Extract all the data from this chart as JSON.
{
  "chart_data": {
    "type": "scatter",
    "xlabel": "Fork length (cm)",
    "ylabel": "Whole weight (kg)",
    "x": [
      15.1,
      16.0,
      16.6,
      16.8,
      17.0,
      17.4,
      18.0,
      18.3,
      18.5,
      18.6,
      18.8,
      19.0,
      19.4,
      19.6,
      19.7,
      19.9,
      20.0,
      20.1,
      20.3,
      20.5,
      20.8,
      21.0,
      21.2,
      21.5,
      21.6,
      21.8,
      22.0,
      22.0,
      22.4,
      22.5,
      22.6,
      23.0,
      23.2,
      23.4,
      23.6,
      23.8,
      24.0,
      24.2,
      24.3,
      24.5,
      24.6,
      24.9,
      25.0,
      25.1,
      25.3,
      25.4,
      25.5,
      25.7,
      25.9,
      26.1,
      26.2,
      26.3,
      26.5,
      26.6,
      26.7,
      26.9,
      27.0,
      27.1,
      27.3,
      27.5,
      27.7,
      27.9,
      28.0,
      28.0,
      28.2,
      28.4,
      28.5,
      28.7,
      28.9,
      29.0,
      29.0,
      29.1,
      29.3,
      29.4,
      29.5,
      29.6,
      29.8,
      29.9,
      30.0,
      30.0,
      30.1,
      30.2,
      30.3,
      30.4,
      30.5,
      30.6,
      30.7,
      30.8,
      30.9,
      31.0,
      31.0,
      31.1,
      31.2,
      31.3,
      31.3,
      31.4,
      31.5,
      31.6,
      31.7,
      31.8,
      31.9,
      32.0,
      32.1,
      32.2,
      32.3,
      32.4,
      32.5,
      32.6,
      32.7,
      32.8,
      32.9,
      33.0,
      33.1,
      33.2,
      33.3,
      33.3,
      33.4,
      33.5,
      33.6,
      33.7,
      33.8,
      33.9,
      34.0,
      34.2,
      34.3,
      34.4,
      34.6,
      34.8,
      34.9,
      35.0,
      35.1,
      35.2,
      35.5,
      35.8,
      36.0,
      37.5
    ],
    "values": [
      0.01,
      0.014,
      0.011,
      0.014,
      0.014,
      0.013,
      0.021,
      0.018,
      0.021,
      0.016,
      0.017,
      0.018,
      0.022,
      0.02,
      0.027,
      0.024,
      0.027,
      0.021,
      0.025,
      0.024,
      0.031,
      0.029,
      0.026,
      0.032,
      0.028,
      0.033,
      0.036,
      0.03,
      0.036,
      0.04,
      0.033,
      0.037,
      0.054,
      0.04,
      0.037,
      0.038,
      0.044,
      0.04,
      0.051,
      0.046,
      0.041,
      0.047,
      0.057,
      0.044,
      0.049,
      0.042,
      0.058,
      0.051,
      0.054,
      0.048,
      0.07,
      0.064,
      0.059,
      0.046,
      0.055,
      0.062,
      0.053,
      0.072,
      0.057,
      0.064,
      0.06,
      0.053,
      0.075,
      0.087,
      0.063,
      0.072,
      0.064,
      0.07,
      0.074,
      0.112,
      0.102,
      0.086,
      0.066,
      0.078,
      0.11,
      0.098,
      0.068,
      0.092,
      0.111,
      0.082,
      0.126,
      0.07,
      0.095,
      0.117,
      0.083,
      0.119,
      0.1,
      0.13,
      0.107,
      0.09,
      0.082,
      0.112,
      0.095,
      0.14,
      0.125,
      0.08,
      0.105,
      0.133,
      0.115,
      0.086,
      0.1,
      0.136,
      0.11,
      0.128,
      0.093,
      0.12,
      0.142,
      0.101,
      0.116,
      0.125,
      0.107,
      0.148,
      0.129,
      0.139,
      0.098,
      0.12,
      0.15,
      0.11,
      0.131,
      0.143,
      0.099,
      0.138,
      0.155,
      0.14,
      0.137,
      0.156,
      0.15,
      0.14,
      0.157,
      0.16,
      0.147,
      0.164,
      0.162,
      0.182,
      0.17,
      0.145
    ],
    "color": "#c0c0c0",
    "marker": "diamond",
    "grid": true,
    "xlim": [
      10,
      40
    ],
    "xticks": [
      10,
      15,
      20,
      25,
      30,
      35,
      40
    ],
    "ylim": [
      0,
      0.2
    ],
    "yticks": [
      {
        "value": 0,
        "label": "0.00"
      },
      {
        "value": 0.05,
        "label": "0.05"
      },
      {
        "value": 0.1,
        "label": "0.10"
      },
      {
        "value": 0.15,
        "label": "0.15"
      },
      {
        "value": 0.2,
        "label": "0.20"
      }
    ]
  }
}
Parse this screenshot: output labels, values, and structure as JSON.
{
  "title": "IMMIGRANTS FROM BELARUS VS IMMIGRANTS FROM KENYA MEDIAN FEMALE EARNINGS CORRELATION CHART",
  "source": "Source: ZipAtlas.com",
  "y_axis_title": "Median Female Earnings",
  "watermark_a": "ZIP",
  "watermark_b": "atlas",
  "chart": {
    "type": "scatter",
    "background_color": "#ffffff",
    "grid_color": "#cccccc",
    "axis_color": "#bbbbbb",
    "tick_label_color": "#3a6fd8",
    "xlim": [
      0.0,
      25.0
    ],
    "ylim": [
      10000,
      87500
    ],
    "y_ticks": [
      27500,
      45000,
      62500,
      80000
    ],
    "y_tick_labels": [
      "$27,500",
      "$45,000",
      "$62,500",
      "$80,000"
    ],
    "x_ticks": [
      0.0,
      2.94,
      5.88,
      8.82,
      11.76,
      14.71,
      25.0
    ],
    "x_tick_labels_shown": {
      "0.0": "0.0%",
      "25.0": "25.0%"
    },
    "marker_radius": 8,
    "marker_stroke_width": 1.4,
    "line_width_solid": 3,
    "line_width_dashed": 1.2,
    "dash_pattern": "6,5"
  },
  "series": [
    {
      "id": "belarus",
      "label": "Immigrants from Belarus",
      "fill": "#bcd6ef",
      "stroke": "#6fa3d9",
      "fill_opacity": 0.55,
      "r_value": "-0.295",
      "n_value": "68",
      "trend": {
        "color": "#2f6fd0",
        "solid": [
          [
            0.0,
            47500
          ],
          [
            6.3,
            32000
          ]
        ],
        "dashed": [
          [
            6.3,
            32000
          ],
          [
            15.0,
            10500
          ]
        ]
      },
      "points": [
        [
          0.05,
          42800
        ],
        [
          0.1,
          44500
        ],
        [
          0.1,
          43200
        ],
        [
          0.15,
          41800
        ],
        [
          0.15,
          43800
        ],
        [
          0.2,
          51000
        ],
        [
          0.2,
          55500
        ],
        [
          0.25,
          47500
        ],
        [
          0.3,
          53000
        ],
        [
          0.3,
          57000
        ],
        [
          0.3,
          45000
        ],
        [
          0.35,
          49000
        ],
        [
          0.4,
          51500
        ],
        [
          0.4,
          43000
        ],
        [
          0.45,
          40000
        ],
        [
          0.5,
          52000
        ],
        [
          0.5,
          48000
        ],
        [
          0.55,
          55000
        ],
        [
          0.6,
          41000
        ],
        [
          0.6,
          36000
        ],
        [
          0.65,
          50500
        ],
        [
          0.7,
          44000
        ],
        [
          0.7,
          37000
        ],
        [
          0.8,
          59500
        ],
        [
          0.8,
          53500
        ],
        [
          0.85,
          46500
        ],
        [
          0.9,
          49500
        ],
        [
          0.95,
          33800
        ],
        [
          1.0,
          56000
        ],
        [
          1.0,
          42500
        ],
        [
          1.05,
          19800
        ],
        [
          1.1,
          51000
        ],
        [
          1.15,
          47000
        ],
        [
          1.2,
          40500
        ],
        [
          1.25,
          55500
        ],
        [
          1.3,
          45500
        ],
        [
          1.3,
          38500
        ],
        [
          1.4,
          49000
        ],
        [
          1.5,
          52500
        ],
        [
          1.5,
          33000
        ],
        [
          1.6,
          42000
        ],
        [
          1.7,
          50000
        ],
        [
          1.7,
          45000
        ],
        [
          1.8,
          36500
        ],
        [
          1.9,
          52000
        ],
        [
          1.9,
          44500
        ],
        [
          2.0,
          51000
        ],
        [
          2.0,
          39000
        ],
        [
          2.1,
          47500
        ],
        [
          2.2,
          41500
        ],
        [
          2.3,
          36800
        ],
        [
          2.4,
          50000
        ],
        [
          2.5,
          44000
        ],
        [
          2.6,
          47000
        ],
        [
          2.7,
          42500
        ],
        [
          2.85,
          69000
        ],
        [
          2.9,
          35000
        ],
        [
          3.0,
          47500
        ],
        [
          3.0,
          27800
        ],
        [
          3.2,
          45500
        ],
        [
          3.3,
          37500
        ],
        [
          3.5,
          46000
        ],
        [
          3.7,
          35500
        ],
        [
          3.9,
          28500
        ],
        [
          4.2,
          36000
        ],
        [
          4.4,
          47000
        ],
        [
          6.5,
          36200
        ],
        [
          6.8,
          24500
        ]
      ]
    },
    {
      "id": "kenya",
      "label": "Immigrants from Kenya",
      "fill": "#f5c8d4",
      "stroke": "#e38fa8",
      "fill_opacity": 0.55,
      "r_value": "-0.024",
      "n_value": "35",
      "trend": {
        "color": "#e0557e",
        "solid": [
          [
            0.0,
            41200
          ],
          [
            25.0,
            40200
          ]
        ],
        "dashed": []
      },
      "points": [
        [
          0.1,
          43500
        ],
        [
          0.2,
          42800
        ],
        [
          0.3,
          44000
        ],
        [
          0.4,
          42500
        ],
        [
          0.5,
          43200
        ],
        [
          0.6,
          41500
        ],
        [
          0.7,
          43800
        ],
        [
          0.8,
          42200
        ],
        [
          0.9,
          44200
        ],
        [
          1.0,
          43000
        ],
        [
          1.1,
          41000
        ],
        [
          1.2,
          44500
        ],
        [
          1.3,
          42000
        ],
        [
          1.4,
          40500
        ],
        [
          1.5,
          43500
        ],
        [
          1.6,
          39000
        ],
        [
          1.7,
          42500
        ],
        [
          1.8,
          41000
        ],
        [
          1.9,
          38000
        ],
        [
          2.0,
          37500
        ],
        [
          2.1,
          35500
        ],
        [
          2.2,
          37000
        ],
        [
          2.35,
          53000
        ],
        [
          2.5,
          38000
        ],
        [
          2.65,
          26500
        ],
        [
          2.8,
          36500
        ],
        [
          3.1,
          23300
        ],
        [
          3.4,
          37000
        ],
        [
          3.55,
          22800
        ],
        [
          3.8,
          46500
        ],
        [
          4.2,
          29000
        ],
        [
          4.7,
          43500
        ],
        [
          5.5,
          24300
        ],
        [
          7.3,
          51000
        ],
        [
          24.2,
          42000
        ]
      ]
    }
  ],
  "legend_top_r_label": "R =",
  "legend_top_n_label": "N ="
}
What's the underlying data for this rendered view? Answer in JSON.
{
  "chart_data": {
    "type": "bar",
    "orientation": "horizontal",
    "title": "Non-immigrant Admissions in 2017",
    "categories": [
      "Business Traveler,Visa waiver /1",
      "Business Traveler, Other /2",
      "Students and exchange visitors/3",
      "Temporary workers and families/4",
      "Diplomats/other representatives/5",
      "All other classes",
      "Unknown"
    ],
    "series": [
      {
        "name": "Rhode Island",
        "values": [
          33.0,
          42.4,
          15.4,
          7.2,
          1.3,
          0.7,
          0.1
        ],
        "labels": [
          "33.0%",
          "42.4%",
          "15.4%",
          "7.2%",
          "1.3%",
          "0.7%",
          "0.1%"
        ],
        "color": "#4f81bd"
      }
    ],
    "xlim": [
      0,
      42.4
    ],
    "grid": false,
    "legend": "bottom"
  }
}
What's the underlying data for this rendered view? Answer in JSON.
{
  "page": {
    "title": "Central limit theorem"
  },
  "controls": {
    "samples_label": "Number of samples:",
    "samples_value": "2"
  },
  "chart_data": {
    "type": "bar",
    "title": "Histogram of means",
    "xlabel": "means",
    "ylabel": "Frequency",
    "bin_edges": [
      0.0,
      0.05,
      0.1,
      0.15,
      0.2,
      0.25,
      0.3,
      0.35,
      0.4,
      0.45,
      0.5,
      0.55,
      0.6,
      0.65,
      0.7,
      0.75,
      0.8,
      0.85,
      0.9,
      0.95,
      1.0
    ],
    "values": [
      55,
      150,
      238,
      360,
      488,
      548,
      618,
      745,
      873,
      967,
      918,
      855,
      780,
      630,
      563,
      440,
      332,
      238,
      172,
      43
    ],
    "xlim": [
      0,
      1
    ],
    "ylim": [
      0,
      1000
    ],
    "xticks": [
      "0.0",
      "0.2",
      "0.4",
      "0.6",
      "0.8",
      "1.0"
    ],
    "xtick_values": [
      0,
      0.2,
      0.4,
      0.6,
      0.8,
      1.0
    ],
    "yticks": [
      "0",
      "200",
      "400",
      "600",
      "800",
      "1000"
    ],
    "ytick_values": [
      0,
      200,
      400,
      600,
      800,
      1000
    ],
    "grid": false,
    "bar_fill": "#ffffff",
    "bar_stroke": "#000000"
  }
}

+ + + + +

Look through the entries above and report each line where the string "Traveler" occurs.

[WRITTEN RESPONSE]
      "Business Traveler,Visa waiver /1",
      "Business Traveler, Other /2",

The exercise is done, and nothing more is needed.